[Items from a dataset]

>> start

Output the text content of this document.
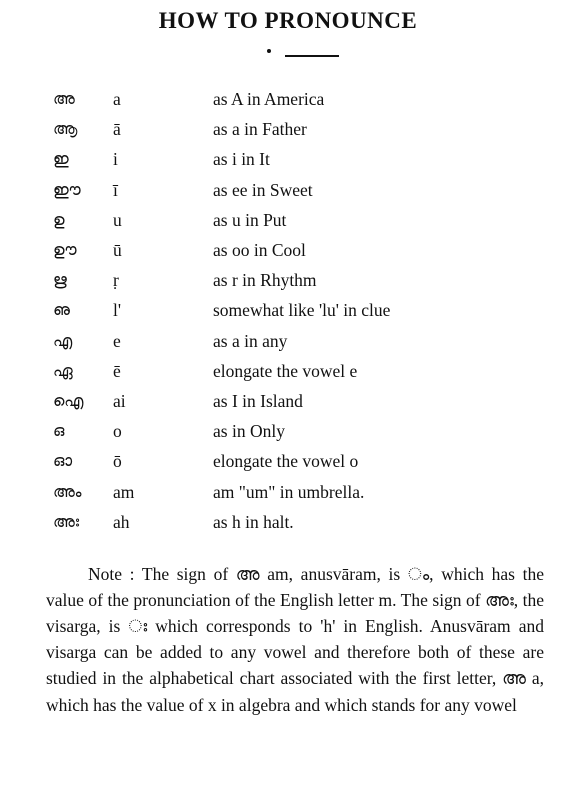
HOW TO PRONOUNCE
അ a	as A in America
ആ ā	as a in Father
ഇ	i	as i in It
ഈ ī	as ee in Sweet
ഉ	u	as u in Put
ഊ ū	as oo in Cool
ഋ	ṛ	as r in Rhythm
ഌ l'	somewhat like 'lu' in clue
എ e	as a in any
ഏ ē	elongate the vowel e
ഐ ai	as I in Island
ഒ	o	as in Only
ഓ ō	elongate the vowel o
അം am	am "um" in umbrella.
അഃ ah	as h in halt.

Note : The sign of അ am, anusvāram, is ം, which has the value of the pronunciation of the English letter m. The sign of അഃ, the visarga, is ഃ which corresponds to 'h' in English. Anusvāram and visarga can be added to any vowel and therefore both of these are studied in the alphabetical chart associated with the first letter, അ a, which has the value of x in algebra and which stands for any vowel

>> end

OBJECTIVE >>
Reproduce the entries above without change, omitting all pictures.

COMPLETE ANSWER >>
Output the text content of this document.
HOW TO PRONOUNCE
അ a	as A in America
ആ ā	as a in Father
ഇ	i	as i in It
ഈ ī	as ee in Sweet
ഉ	u	as u in Put
ഊ ū	as oo in Cool
ഋ	ṛ	as r in Rhythm
ഌ l'	somewhat like 'lu' in clue
എ e	as a in any
ഏ ē	elongate the vowel e
ഐ ai	as I in Island
ഒ	o	as in Only
ഓ ō	elongate the vowel o
അം am	am "um" in umbrella.
അഃ ah	as h in halt.

Note : The sign of അ am, anusvāram, is ം, which has the value of the pronunciation of the English letter m. The sign of അഃ, the visarga, is ഃ which corresponds to 'h' in English. Anusvāram and visarga can be added to any vowel and therefore both of these are studied in the alphabetical chart associated with the first letter, അ a, which has the value of x in algebra and which stands for any vowel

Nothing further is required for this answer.